| What the task requires |
Reproduce the listing below word for word, with no pictures.

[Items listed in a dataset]
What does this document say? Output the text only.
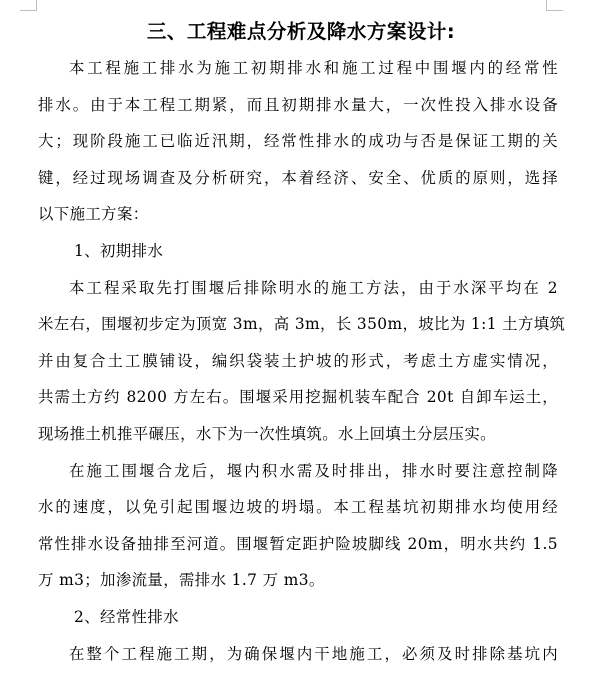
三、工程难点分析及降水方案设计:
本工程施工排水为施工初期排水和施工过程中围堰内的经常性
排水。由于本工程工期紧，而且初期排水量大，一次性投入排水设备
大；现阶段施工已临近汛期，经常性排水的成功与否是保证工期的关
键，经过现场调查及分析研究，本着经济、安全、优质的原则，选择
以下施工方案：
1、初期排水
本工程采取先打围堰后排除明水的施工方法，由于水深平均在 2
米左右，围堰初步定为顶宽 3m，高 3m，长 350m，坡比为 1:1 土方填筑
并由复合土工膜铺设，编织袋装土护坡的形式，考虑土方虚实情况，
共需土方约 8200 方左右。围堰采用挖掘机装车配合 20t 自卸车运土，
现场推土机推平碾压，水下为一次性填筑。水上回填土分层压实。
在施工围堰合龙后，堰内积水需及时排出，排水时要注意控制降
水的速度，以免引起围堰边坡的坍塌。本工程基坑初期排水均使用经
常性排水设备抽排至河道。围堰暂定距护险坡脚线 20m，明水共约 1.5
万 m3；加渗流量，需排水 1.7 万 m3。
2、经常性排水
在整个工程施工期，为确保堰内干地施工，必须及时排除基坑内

| Answer to the task |
What does this document say? Output the text only.
三、工程难点分析及降水方案设计:
本工程施工排水为施工初期排水和施工过程中围堰内的经常性
排水。由于本工程工期紧，而且初期排水量大，一次性投入排水设备
大；现阶段施工已临近汛期，经常性排水的成功与否是保证工期的关
键，经过现场调查及分析研究，本着经济、安全、优质的原则，选择
以下施工方案：
1、初期排水
本工程采取先打围堰后排除明水的施工方法，由于水深平均在 2
米左右，围堰初步定为顶宽 3m，高 3m，长 350m，坡比为 1:1 土方填筑
并由复合土工膜铺设，编织袋装土护坡的形式，考虑土方虚实情况，
共需土方约 8200 方左右。围堰采用挖掘机装车配合 20t 自卸车运土，
现场推土机推平碾压，水下为一次性填筑。水上回填土分层压实。
在施工围堰合龙后，堰内积水需及时排出，排水时要注意控制降
水的速度，以免引起围堰边坡的坍塌。本工程基坑初期排水均使用经
常性排水设备抽排至河道。围堰暂定距护险坡脚线 20m，明水共约 1.5
万 m3；加渗流量，需排水 1.7 万 m3。
2、经常性排水
在整个工程施工期，为确保堰内干地施工，必须及时排除基坑内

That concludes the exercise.